(Items from a figure collection)
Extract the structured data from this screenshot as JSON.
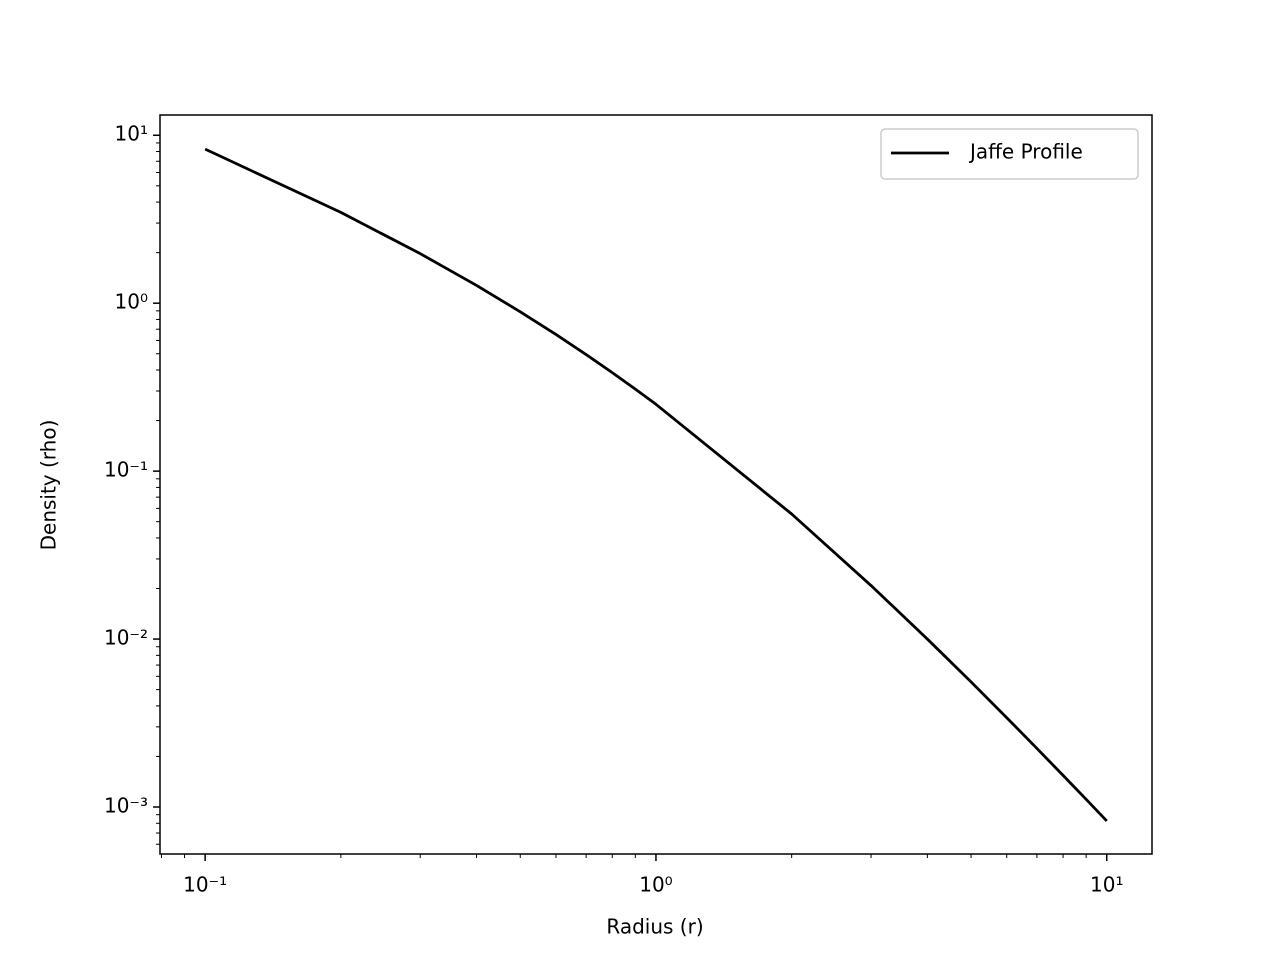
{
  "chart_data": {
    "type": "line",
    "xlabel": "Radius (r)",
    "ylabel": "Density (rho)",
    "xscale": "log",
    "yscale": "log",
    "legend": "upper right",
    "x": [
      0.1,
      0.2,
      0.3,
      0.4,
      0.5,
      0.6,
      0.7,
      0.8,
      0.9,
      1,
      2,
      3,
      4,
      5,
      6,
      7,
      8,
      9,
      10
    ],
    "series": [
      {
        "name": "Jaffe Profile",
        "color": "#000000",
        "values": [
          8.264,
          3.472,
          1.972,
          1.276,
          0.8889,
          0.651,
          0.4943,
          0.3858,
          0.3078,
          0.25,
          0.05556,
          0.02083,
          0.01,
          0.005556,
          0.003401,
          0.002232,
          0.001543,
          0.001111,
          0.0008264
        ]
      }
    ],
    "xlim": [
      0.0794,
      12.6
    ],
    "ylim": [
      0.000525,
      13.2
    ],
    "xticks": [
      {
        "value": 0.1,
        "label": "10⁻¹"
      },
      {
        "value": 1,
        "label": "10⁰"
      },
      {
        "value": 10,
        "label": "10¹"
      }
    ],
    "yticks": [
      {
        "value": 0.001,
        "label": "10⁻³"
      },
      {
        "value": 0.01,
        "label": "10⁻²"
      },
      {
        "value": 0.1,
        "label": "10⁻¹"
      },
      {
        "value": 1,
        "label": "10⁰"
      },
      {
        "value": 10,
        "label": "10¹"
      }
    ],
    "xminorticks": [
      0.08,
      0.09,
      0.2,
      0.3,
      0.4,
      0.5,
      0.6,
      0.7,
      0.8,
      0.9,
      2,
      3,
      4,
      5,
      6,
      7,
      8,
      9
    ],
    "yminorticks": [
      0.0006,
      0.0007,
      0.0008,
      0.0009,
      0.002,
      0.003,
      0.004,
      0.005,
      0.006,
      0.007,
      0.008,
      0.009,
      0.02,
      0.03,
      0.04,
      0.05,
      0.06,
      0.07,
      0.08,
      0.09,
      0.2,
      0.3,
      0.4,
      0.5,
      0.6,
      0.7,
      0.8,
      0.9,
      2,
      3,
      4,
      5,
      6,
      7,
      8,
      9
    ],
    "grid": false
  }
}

> [What you will do]
Without the pictures, repeat all the records word for word.

> [Exercise response]
Extract the structured data from this screenshot as JSON.
{
  "chart_data": {
    "type": "line",
    "xlabel": "Radius (r)",
    "ylabel": "Density (rho)",
    "xscale": "log",
    "yscale": "log",
    "legend": "upper right",
    "x": [
      0.1,
      0.2,
      0.3,
      0.4,
      0.5,
      0.6,
      0.7,
      0.8,
      0.9,
      1,
      2,
      3,
      4,
      5,
      6,
      7,
      8,
      9,
      10
    ],
    "series": [
      {
        "name": "Jaffe Profile",
        "color": "#000000",
        "values": [
          8.264,
          3.472,
          1.972,
          1.276,
          0.8889,
          0.651,
          0.4943,
          0.3858,
          0.3078,
          0.25,
          0.05556,
          0.02083,
          0.01,
          0.005556,
          0.003401,
          0.002232,
          0.001543,
          0.001111,
          0.0008264
        ]
      }
    ],
    "xlim": [
      0.0794,
      12.6
    ],
    "ylim": [
      0.000525,
      13.2
    ],
    "xticks": [
      {
        "value": 0.1,
        "label": "10⁻¹"
      },
      {
        "value": 1,
        "label": "10⁰"
      },
      {
        "value": 10,
        "label": "10¹"
      }
    ],
    "yticks": [
      {
        "value": 0.001,
        "label": "10⁻³"
      },
      {
        "value": 0.01,
        "label": "10⁻²"
      },
      {
        "value": 0.1,
        "label": "10⁻¹"
      },
      {
        "value": 1,
        "label": "10⁰"
      },
      {
        "value": 10,
        "label": "10¹"
      }
    ],
    "xminorticks": [
      0.08,
      0.09,
      0.2,
      0.3,
      0.4,
      0.5,
      0.6,
      0.7,
      0.8,
      0.9,
      2,
      3,
      4,
      5,
      6,
      7,
      8,
      9
    ],
    "yminorticks": [
      0.0006,
      0.0007,
      0.0008,
      0.0009,
      0.002,
      0.003,
      0.004,
      0.005,
      0.006,
      0.007,
      0.008,
      0.009,
      0.02,
      0.03,
      0.04,
      0.05,
      0.06,
      0.07,
      0.08,
      0.09,
      0.2,
      0.3,
      0.4,
      0.5,
      0.6,
      0.7,
      0.8,
      0.9,
      2,
      3,
      4,
      5,
      6,
      7,
      8,
      9
    ],
    "grid": false
  }
}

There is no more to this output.